_ENTRIES SHOWN:_
══════════════════════════════
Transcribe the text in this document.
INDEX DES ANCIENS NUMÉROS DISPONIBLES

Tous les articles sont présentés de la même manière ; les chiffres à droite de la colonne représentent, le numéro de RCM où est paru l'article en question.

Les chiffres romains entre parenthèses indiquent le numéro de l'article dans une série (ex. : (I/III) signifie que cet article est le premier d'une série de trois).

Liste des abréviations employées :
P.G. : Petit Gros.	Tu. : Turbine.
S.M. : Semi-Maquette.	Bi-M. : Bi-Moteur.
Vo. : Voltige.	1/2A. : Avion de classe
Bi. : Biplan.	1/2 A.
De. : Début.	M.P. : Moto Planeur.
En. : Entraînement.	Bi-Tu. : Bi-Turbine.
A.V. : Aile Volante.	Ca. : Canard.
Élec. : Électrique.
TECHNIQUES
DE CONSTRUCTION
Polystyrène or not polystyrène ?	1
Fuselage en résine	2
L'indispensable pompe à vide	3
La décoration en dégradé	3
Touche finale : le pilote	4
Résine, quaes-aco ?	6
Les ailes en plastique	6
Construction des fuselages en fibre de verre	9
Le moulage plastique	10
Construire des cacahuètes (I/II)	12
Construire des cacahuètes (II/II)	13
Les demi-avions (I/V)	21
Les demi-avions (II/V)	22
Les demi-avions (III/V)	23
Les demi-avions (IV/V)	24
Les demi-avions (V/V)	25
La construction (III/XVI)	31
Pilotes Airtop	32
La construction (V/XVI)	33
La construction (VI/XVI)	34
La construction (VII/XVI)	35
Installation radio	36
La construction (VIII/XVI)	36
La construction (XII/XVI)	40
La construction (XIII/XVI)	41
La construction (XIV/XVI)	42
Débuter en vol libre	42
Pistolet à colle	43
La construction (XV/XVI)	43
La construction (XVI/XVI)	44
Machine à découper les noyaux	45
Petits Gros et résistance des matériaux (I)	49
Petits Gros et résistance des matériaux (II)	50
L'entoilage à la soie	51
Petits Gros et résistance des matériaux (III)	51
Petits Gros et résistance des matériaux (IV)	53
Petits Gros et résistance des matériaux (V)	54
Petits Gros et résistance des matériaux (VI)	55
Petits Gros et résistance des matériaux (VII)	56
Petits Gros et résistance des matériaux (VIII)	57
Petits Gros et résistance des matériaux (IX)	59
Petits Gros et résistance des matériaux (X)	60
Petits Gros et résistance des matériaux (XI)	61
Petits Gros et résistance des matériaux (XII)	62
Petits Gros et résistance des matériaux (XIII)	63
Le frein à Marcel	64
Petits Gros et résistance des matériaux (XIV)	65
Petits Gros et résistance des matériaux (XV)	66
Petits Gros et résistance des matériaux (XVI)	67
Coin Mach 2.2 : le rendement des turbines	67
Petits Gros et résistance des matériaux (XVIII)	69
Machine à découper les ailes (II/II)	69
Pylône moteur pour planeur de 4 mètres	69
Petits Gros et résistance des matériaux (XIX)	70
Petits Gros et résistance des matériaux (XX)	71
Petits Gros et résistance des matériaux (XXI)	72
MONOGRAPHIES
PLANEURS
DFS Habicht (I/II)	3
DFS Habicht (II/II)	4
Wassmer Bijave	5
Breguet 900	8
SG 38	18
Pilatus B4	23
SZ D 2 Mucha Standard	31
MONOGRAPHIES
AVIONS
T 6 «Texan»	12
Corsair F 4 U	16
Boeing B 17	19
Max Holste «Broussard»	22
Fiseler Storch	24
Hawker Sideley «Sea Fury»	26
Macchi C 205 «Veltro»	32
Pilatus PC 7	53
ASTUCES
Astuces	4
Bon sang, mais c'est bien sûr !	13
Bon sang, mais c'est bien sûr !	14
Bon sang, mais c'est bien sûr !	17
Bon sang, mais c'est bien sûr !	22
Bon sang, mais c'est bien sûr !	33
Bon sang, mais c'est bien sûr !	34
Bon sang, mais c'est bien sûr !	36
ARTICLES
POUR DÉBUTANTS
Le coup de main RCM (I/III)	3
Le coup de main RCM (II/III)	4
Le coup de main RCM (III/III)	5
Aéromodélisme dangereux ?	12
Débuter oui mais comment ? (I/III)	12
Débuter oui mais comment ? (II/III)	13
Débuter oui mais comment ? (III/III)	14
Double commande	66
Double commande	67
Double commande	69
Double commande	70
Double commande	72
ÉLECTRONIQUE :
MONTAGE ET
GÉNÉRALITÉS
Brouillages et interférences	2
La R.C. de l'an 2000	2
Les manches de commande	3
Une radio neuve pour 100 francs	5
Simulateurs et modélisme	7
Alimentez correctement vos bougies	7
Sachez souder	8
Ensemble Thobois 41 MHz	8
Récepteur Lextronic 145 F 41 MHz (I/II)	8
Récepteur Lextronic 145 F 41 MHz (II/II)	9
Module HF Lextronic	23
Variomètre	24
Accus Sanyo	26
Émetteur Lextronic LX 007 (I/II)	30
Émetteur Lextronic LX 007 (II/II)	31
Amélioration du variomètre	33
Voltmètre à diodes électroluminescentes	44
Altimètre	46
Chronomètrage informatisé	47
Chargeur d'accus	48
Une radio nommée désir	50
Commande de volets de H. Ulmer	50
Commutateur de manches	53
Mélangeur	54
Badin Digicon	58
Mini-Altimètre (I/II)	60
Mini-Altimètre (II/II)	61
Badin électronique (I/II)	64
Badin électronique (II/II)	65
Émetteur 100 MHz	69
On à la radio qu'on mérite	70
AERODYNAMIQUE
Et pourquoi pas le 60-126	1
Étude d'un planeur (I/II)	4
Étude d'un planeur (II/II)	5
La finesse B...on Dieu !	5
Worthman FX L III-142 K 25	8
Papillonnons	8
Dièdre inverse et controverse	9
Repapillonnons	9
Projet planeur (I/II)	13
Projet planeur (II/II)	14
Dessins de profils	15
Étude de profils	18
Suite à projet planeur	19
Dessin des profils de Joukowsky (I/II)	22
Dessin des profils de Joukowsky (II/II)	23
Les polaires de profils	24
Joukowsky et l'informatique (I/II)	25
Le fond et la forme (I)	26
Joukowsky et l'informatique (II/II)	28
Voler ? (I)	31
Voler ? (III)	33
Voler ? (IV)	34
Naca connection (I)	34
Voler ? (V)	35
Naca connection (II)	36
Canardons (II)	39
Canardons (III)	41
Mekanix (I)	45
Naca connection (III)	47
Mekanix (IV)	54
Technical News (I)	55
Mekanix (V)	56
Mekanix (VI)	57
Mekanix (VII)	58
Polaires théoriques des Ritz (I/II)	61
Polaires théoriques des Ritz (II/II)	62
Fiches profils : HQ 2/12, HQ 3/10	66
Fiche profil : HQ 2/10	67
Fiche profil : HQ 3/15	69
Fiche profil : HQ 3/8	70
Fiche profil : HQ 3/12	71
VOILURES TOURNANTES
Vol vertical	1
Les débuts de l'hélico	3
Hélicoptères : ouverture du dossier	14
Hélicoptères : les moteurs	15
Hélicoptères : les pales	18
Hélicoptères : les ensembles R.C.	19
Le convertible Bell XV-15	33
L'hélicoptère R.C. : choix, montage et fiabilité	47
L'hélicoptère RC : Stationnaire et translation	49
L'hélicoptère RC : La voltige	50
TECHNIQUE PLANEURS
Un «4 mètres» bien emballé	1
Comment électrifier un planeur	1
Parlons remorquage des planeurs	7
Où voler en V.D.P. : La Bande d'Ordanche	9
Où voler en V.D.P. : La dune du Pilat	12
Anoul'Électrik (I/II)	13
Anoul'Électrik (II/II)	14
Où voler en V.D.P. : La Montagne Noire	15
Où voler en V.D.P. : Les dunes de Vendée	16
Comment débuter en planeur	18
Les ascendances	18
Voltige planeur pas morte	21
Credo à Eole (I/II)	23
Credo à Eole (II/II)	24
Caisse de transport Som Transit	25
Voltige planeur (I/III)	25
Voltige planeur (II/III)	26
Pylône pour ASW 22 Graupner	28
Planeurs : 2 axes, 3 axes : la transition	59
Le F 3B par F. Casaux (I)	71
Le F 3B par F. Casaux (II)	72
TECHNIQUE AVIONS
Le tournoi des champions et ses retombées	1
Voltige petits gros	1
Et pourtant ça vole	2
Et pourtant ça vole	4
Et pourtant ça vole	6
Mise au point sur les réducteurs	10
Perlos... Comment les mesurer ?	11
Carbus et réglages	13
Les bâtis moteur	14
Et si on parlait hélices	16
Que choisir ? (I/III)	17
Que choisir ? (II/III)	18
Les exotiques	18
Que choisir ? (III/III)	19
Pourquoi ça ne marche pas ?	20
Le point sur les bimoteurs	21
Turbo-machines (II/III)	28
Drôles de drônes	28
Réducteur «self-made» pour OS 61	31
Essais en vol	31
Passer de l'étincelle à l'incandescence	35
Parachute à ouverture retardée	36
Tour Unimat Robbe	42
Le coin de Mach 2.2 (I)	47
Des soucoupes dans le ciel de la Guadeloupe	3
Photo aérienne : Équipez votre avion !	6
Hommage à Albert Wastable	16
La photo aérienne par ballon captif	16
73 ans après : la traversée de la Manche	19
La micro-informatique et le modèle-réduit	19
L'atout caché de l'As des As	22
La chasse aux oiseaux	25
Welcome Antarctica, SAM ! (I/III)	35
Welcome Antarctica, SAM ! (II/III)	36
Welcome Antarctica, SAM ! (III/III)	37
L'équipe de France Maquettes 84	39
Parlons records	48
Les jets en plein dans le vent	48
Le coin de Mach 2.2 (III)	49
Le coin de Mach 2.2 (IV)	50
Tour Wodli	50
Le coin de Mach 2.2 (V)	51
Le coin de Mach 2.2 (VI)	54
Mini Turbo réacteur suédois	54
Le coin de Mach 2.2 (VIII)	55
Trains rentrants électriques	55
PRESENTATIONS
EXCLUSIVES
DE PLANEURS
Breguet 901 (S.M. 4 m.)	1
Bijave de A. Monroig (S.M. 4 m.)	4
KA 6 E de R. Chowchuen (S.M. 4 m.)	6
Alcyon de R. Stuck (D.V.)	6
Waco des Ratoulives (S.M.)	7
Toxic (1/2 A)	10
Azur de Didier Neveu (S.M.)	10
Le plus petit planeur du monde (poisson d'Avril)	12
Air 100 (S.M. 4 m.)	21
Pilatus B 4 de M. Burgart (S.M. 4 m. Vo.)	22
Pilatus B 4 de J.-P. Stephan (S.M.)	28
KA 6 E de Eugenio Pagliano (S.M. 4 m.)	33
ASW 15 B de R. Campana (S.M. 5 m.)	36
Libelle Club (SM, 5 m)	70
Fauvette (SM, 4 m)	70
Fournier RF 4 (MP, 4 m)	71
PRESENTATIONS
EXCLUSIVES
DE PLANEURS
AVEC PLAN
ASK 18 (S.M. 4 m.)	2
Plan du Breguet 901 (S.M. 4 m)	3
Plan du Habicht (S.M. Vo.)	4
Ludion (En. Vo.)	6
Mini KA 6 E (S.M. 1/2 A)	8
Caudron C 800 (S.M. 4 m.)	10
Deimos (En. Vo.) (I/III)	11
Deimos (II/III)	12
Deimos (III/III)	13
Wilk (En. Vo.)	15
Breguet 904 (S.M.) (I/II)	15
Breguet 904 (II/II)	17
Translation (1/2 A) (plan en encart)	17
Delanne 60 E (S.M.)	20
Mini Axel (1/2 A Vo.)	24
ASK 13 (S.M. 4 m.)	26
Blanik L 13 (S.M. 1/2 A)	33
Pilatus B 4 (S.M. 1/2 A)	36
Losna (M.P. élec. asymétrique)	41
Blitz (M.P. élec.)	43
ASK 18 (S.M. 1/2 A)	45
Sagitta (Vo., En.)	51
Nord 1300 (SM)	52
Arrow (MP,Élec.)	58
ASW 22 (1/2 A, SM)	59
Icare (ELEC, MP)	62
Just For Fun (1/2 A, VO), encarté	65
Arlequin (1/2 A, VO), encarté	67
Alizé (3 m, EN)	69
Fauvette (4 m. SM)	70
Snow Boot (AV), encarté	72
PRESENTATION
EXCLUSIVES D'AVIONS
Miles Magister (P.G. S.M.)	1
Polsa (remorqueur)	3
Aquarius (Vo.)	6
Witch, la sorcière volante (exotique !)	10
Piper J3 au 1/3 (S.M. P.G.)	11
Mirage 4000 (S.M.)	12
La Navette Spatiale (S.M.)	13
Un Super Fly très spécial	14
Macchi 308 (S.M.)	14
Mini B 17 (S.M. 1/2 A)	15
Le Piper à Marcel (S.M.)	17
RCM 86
══════════════════════════════
_EXERCISE DETAILS:_ Gather from the data above every line with the string "aérienne".

_WRITTEN RESPONSE:_
Photo aérienne : Équipez votre avion !	6
La photo aérienne par ballon captif	16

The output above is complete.